======== Data listing ========

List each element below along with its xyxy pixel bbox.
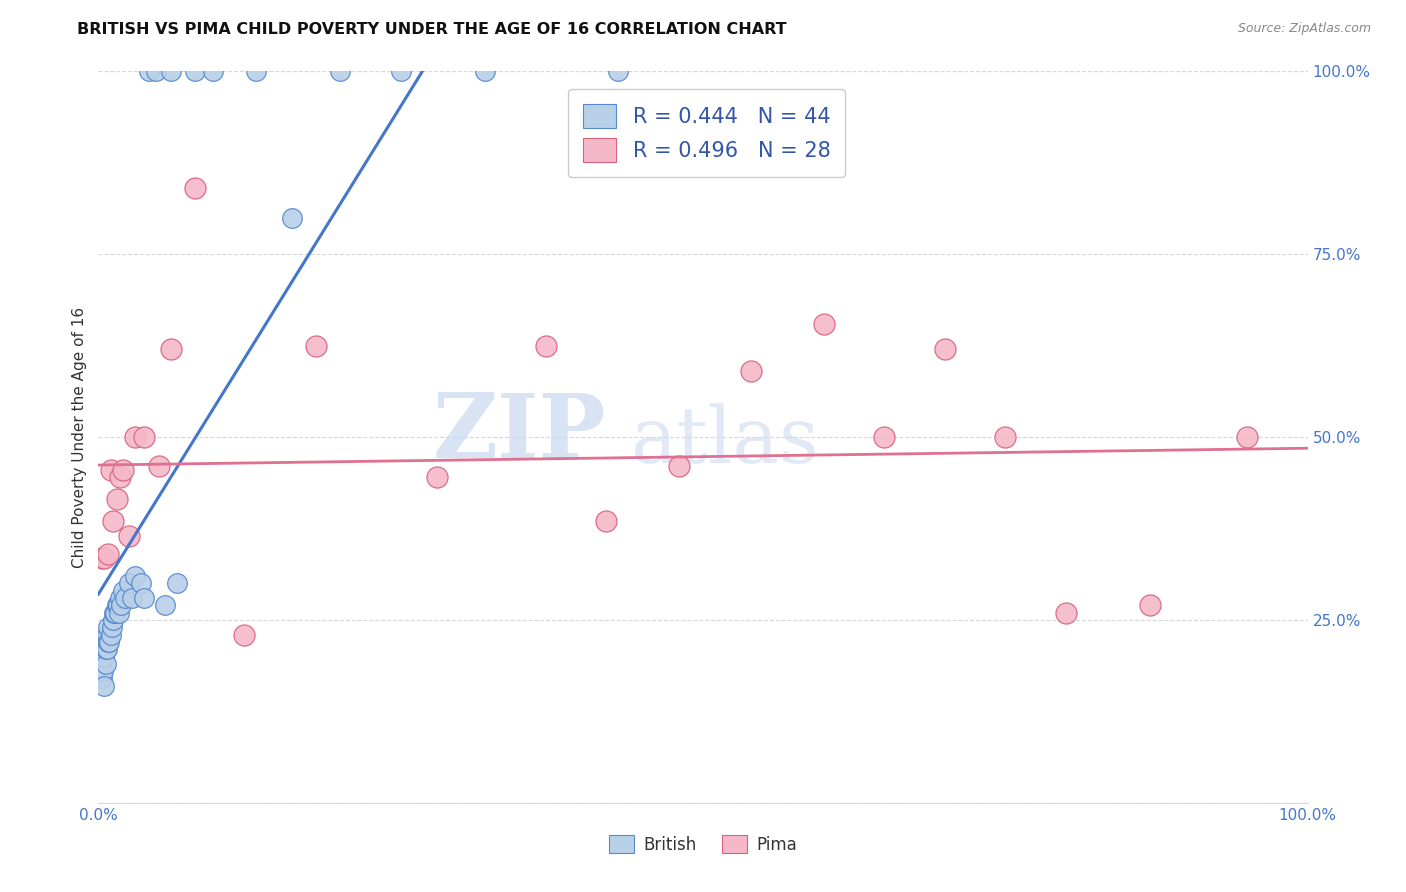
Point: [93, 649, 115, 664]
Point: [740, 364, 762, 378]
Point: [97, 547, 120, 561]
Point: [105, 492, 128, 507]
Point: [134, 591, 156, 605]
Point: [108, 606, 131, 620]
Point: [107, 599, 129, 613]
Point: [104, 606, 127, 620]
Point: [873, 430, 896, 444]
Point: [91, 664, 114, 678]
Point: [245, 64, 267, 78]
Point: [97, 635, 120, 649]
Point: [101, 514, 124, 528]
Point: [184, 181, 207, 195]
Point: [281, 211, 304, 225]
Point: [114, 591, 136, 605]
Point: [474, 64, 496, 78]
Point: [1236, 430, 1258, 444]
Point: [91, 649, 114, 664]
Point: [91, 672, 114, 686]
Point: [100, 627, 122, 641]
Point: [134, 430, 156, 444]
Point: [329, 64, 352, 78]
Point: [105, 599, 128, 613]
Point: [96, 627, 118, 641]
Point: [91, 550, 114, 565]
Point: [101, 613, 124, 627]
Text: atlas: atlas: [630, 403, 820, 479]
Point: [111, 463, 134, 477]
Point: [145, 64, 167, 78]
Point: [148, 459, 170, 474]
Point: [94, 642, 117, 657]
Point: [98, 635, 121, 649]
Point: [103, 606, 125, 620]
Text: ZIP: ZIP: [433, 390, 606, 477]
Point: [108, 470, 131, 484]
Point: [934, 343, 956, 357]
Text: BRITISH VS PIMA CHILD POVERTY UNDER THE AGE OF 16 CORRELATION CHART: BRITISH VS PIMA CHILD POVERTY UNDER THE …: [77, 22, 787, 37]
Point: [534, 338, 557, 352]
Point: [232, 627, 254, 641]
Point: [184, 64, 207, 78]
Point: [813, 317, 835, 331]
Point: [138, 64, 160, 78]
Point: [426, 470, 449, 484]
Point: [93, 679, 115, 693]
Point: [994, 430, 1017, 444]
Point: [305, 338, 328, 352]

========

> _The problem_:
Can you give all the records above again with "Point" renamed to "Marker" everywhere, everything else unchanged and the pictures left out?

> _Task output_:
List each element below along with its xyxy pixel bbox.
Marker: [93, 649, 115, 664]
Marker: [740, 364, 762, 378]
Marker: [97, 547, 120, 561]
Marker: [105, 492, 128, 507]
Marker: [134, 591, 156, 605]
Marker: [108, 606, 131, 620]
Marker: [107, 599, 129, 613]
Marker: [104, 606, 127, 620]
Marker: [873, 430, 896, 444]
Marker: [91, 664, 114, 678]
Marker: [245, 64, 267, 78]
Marker: [97, 635, 120, 649]
Marker: [101, 514, 124, 528]
Marker: [184, 181, 207, 195]
Marker: [281, 211, 304, 225]
Marker: [114, 591, 136, 605]
Marker: [474, 64, 496, 78]
Marker: [1236, 430, 1258, 444]
Marker: [91, 649, 114, 664]
Marker: [91, 672, 114, 686]
Marker: [100, 627, 122, 641]
Marker: [134, 430, 156, 444]
Marker: [329, 64, 352, 78]
Marker: [105, 599, 128, 613]
Marker: [96, 627, 118, 641]
Marker: [91, 550, 114, 565]
Marker: [101, 613, 124, 627]
Text: atlas: atlas: [630, 403, 820, 479]
Marker: [111, 463, 134, 477]
Marker: [145, 64, 167, 78]
Marker: [148, 459, 170, 474]
Marker: [94, 642, 117, 657]
Marker: [98, 635, 121, 649]
Marker: [103, 606, 125, 620]
Text: ZIP: ZIP: [433, 390, 606, 477]
Marker: [108, 470, 131, 484]
Marker: [934, 343, 956, 357]
Text: BRITISH VS PIMA CHILD POVERTY UNDER THE AGE OF 16 CORRELATION CHART: BRITISH VS PIMA CHILD POVERTY UNDER THE …: [77, 22, 787, 37]
Marker: [534, 338, 557, 352]
Marker: [232, 627, 254, 641]
Marker: [184, 64, 207, 78]
Marker: [813, 317, 835, 331]
Marker: [138, 64, 160, 78]
Marker: [426, 470, 449, 484]
Marker: [93, 679, 115, 693]
Marker: [994, 430, 1017, 444]
Marker: [305, 338, 328, 352]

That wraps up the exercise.